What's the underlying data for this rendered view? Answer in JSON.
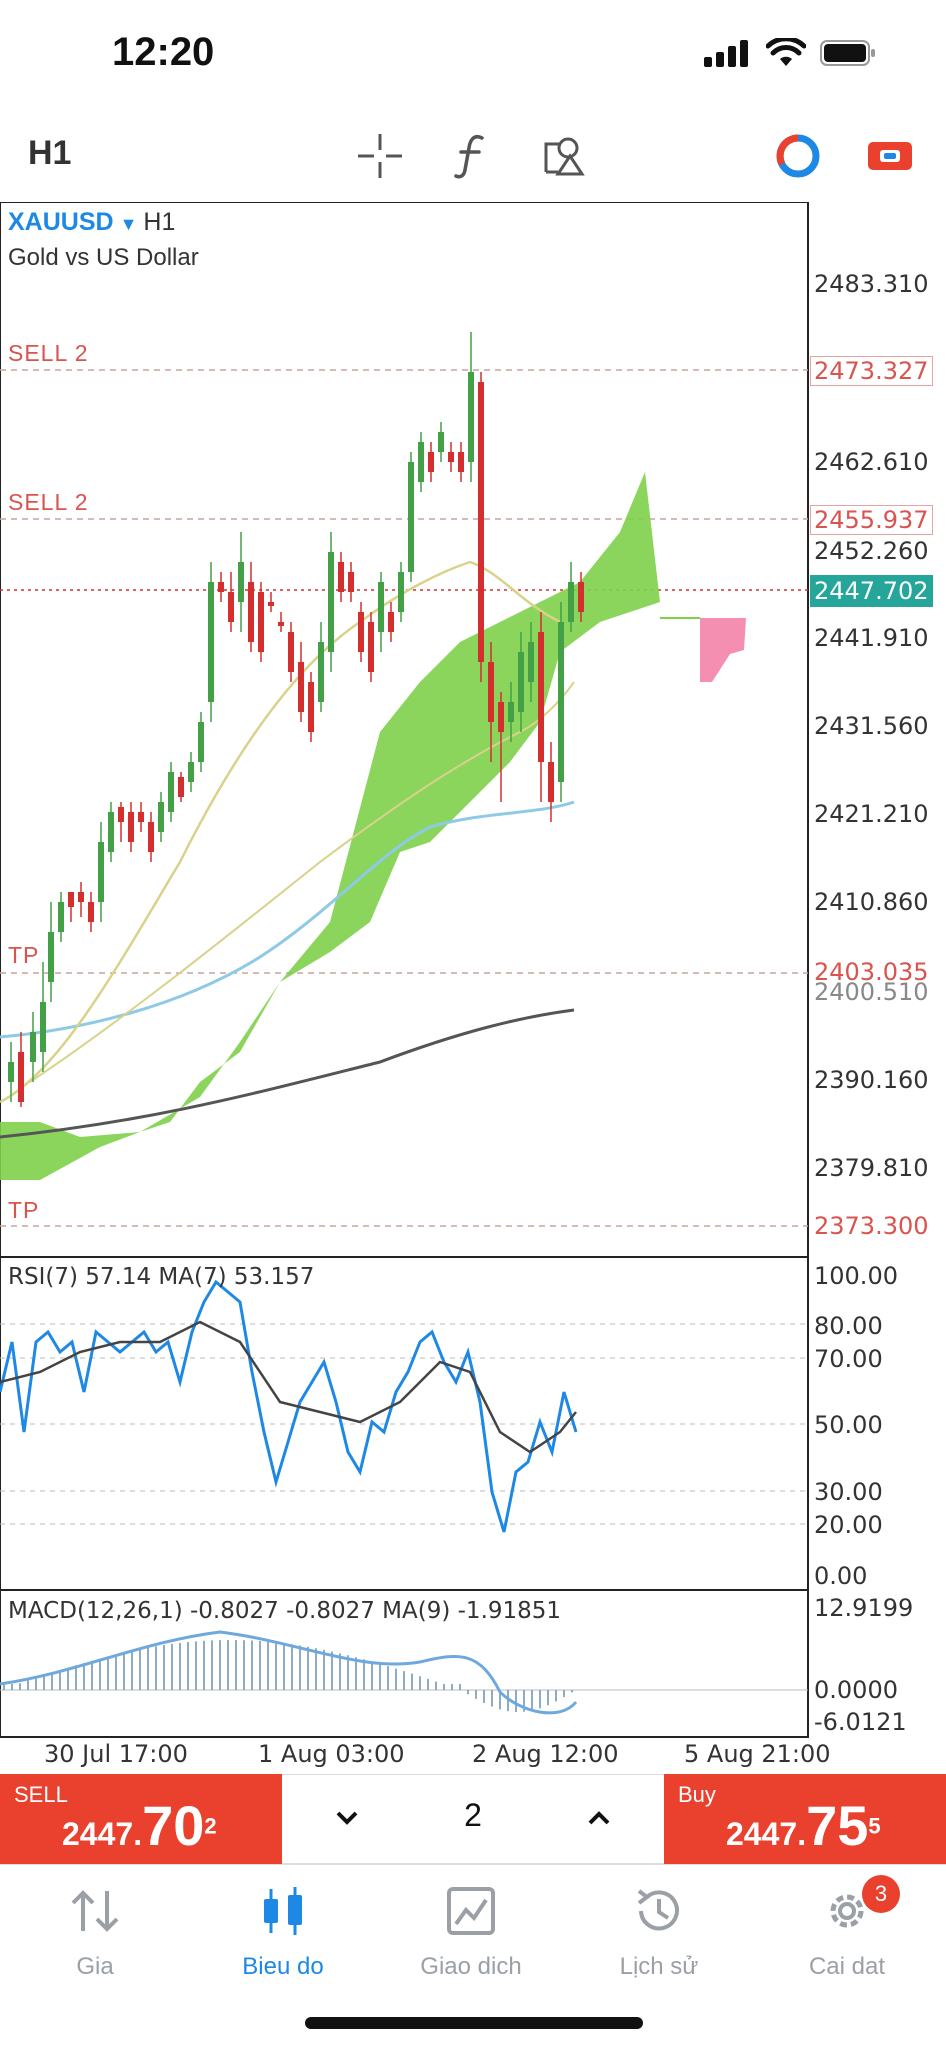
{
  "status": {
    "time": "12:20"
  },
  "toolbar": {
    "timeframe": "H1",
    "icons": [
      "crosshair-icon",
      "function-icon",
      "objects-icon",
      "indicator-toggle-icon",
      "oneclick-trading-icon"
    ]
  },
  "chart": {
    "symbol": "XAUUSD",
    "symbol_timeframe": "H1",
    "description": "Gold vs US Dollar",
    "levels": [
      {
        "label": "SELL 2",
        "price": "2473.327"
      },
      {
        "label": "SELL 2",
        "price": "2455.937"
      },
      {
        "label": "TP",
        "price": "2403.035"
      },
      {
        "label": "TP",
        "price": "2373.300"
      }
    ],
    "current_price": "2447.702",
    "price_axis": [
      "2483.310",
      "2462.610",
      "2452.260",
      "2441.910",
      "2431.560",
      "2421.210",
      "2410.860",
      "2400.510",
      "2390.160",
      "2379.810"
    ],
    "rsi": {
      "label": "RSI(7) 57.14 MA(7) 53.157",
      "axis": [
        "100.00",
        "80.00",
        "70.00",
        "50.00",
        "30.00",
        "20.00",
        "0.00"
      ]
    },
    "macd": {
      "label": "MACD(12,26,1) -0.8027 -0.8027 MA(9) -1.91851",
      "axis": [
        "12.9199",
        "0.0000",
        "-6.0121"
      ]
    },
    "time_axis": [
      "30 Jul 17:00",
      "1 Aug 03:00",
      "2 Aug 12:00",
      "5 Aug 21:00"
    ],
    "colors": {
      "bull": "#43a047",
      "bear": "#d32f2f",
      "cloud": "#7ed04b",
      "cloud_bear": "#f48fb1",
      "ma_slow": "#555555",
      "ma_mid": "#8ecae6",
      "ma_fast": "#d8d28a",
      "current": "#26a69a"
    }
  },
  "trade": {
    "sell_label": "SELL",
    "sell_price_main": "2447.",
    "sell_price_big": "70",
    "sell_price_sup": "2",
    "buy_label": "Buy",
    "buy_price_main": "2447.",
    "buy_price_big": "75",
    "buy_price_sup": "5",
    "quantity": "2"
  },
  "nav": {
    "items": [
      {
        "label": "Gia",
        "icon": "quotes-icon"
      },
      {
        "label": "Bieu do",
        "icon": "chart-icon"
      },
      {
        "label": "Giao dich",
        "icon": "trade-icon"
      },
      {
        "label": "Lịch sử",
        "icon": "history-icon"
      },
      {
        "label": "Cai dat",
        "icon": "settings-icon"
      }
    ],
    "settings_badge": "3"
  }
}
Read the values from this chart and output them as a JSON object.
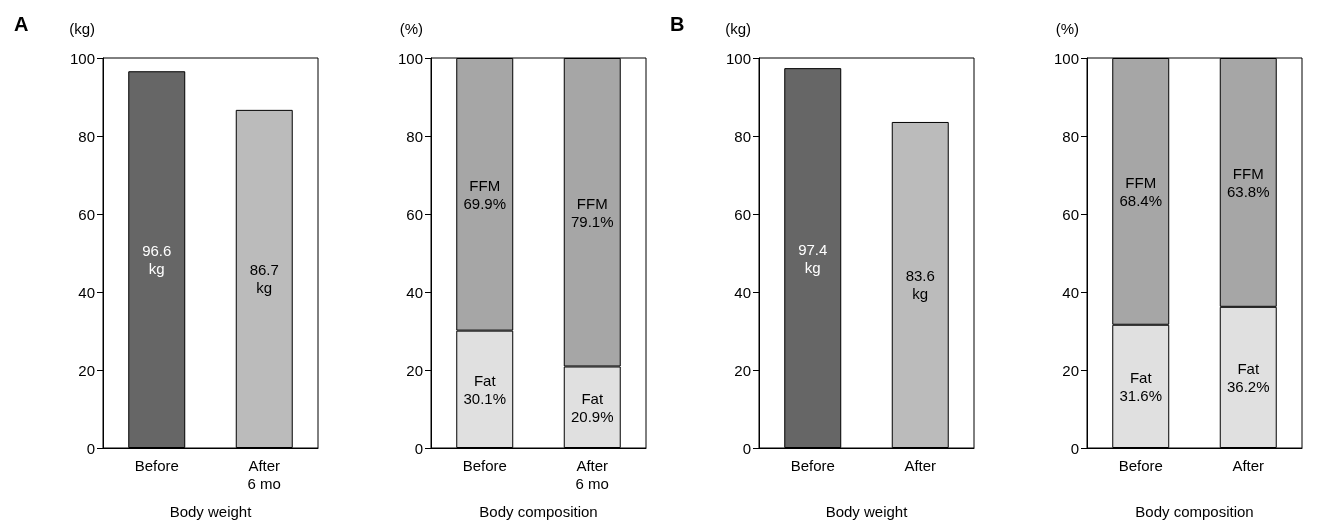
{
  "chart_data": [
    {
      "type": "bar",
      "ylabel": "(kg)",
      "xlabel": "Body weight",
      "annotations": [
        "A"
      ],
      "categories": [
        "Before",
        "After\n6 mo"
      ],
      "values": [
        96.6,
        86.7
      ],
      "colors": [
        "#666666",
        "#bbbbbb"
      ],
      "value_labels": [
        "96.6\nkg",
        "86.7\nkg"
      ],
      "ylim": [
        0,
        100
      ],
      "yticks": [
        0,
        20,
        40,
        60,
        80,
        100
      ]
    },
    {
      "type": "bar",
      "stacked": true,
      "ylabel": "(%)",
      "xlabel": "Body composition",
      "categories": [
        "Before",
        "After\n6 mo"
      ],
      "series": [
        {
          "color": "#e0e0e0",
          "values": [
            30.1,
            20.9
          ],
          "value_labels": [
            "Fat\n30.1%",
            "Fat\n20.9%"
          ]
        },
        {
          "color": "#a6a6a6",
          "values": [
            69.9,
            79.1
          ],
          "value_labels": [
            "FFM\n69.9%",
            "FFM\n79.1%"
          ]
        }
      ],
      "ylim": [
        0,
        100
      ],
      "yticks": [
        0,
        20,
        40,
        60,
        80,
        100
      ]
    },
    {
      "type": "bar",
      "ylabel": "(kg)",
      "xlabel": "Body weight",
      "annotations": [
        "B"
      ],
      "categories": [
        "Before",
        "After"
      ],
      "values": [
        97.4,
        83.6
      ],
      "colors": [
        "#666666",
        "#bbbbbb"
      ],
      "value_labels": [
        "97.4\nkg",
        "83.6\nkg"
      ],
      "ylim": [
        0,
        100
      ],
      "yticks": [
        0,
        20,
        40,
        60,
        80,
        100
      ]
    },
    {
      "type": "bar",
      "stacked": true,
      "ylabel": "(%)",
      "xlabel": "Body composition",
      "categories": [
        "Before",
        "After"
      ],
      "series": [
        {
          "color": "#e0e0e0",
          "values": [
            31.6,
            36.2
          ],
          "value_labels": [
            "Fat\n31.6%",
            "Fat\n36.2%"
          ]
        },
        {
          "color": "#a6a6a6",
          "values": [
            68.4,
            63.8
          ],
          "value_labels": [
            "FFM\n68.4%",
            "FFM\n63.8%"
          ]
        }
      ],
      "ylim": [
        0,
        100
      ],
      "yticks": [
        0,
        20,
        40,
        60,
        80,
        100
      ]
    }
  ]
}
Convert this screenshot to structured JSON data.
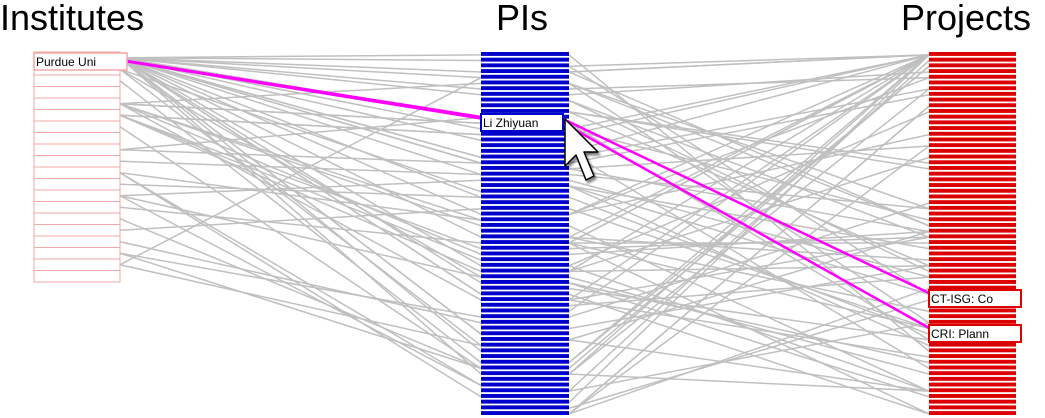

■ ■ ■

Instruction:
With the pictures omitted, reproduce the records in full and exactly.

Worked solution:
What's the underlying data for this rendered view? Answer in JSON.
{
  "status": {
    "time": "12:20"
  },
  "toolbar": {
    "timeframe": "H1",
    "icons": [
      "crosshair-icon",
      "function-icon",
      "objects-icon",
      "indicator-toggle-icon",
      "oneclick-trading-icon"
    ]
  },
  "chart": {
    "symbol": "XAUUSD",
    "symbol_timeframe": "H1",
    "description": "Gold vs US Dollar",
    "levels": [
      {
        "label": "SELL 2",
        "price": "2473.327"
      },
      {
        "label": "SELL 2",
        "price": "2455.937"
      },
      {
        "label": "TP",
        "price": "2403.035"
      },
      {
        "label": "TP",
        "price": "2373.300"
      }
    ],
    "current_price": "2447.702",
    "price_axis": [
      "2483.310",
      "2462.610",
      "2452.260",
      "2441.910",
      "2431.560",
      "2421.210",
      "2410.860",
      "2400.510",
      "2390.160",
      "2379.810"
    ],
    "rsi": {
      "label": "RSI(7) 57.14 MA(7) 53.157",
      "axis": [
        "100.00",
        "80.00",
        "70.00",
        "50.00",
        "30.00",
        "20.00",
        "0.00"
      ]
    },
    "macd": {
      "label": "MACD(12,26,1) -0.8027 -0.8027 MA(9) -1.91851",
      "axis": [
        "12.9199",
        "0.0000",
        "-6.0121"
      ]
    },
    "time_axis": [
      "30 Jul 17:00",
      "1 Aug 03:00",
      "2 Aug 12:00",
      "5 Aug 21:00"
    ],
    "colors": {
      "bull": "#43a047",
      "bear": "#d32f2f",
      "cloud": "#7ed04b",
      "cloud_bear": "#f48fb1",
      "ma_slow": "#555555",
      "ma_mid": "#8ecae6",
      "ma_fast": "#d8d28a",
      "current": "#26a69a"
    }
  },
  "trade": {
    "sell_label": "SELL",
    "sell_price_main": "2447.",
    "sell_price_big": "70",
    "sell_price_sup": "2",
    "buy_label": "Buy",
    "buy_price_main": "2447.",
    "buy_price_big": "75",
    "buy_price_sup": "5",
    "quantity": "2"
  },
  "nav": {
    "items": [
      {
        "label": "Gia",
        "icon": "quotes-icon"
      },
      {
        "label": "Bieu do",
        "icon": "chart-icon"
      },
      {
        "label": "Giao dich",
        "icon": "trade-icon"
      },
      {
        "label": "Lịch sử",
        "icon": "history-icon"
      },
      {
        "label": "Cai dat",
        "icon": "settings-icon"
      }
    ],
    "settings_badge": "3"
  }
}
Read the values from this chart and output them as a JSON object.
{
  "chart_data": [
    {
      "type": "bar",
      "ylabel": "(kg)",
      "xlabel": "Body weight",
      "annotations": [
        "A"
      ],
      "categories": [
        "Before",
        "After\n6 mo"
      ],
      "values": [
        96.6,
        86.7
      ],
      "colors": [
        "#666666",
        "#bbbbbb"
      ],
      "value_labels": [
        "96.6\nkg",
        "86.7\nkg"
      ],
      "ylim": [
        0,
        100
      ],
      "yticks": [
        0,
        20,
        40,
        60,
        80,
        100
      ]
    },
    {
      "type": "bar",
      "stacked": true,
      "ylabel": "(%)",
      "xlabel": "Body composition",
      "categories": [
        "Before",
        "After\n6 mo"
      ],
      "series": [
        {
          "color": "#e0e0e0",
          "values": [
            30.1,
            20.9
          ],
          "value_labels": [
            "Fat\n30.1%",
            "Fat\n20.9%"
          ]
        },
        {
          "color": "#a6a6a6",
          "values": [
            69.9,
            79.1
          ],
          "value_labels": [
            "FFM\n69.9%",
            "FFM\n79.1%"
          ]
        }
      ],
      "ylim": [
        0,
        100
      ],
      "yticks": [
        0,
        20,
        40,
        60,
        80,
        100
      ]
    },
    {
      "type": "bar",
      "ylabel": "(kg)",
      "xlabel": "Body weight",
      "annotations": [
        "B"
      ],
      "categories": [
        "Before",
        "After"
      ],
      "values": [
        97.4,
        83.6
      ],
      "colors": [
        "#666666",
        "#bbbbbb"
      ],
      "value_labels": [
        "97.4\nkg",
        "83.6\nkg"
      ],
      "ylim": [
        0,
        100
      ],
      "yticks": [
        0,
        20,
        40,
        60,
        80,
        100
      ]
    },
    {
      "type": "bar",
      "stacked": true,
      "ylabel": "(%)",
      "xlabel": "Body composition",
      "categories": [
        "Before",
        "After"
      ],
      "series": [
        {
          "color": "#e0e0e0",
          "values": [
            31.6,
            36.2
          ],
          "value_labels": [
            "Fat\n31.6%",
            "Fat\n36.2%"
          ]
        },
        {
          "color": "#a6a6a6",
          "values": [
            68.4,
            63.8
          ],
          "value_labels": [
            "FFM\n68.4%",
            "FFM\n63.8%"
          ]
        }
      ],
      "ylim": [
        0,
        100
      ],
      "yticks": [
        0,
        20,
        40,
        60,
        80,
        100
      ]
    }
  ]
}
Convert this screenshot to structured JSON data.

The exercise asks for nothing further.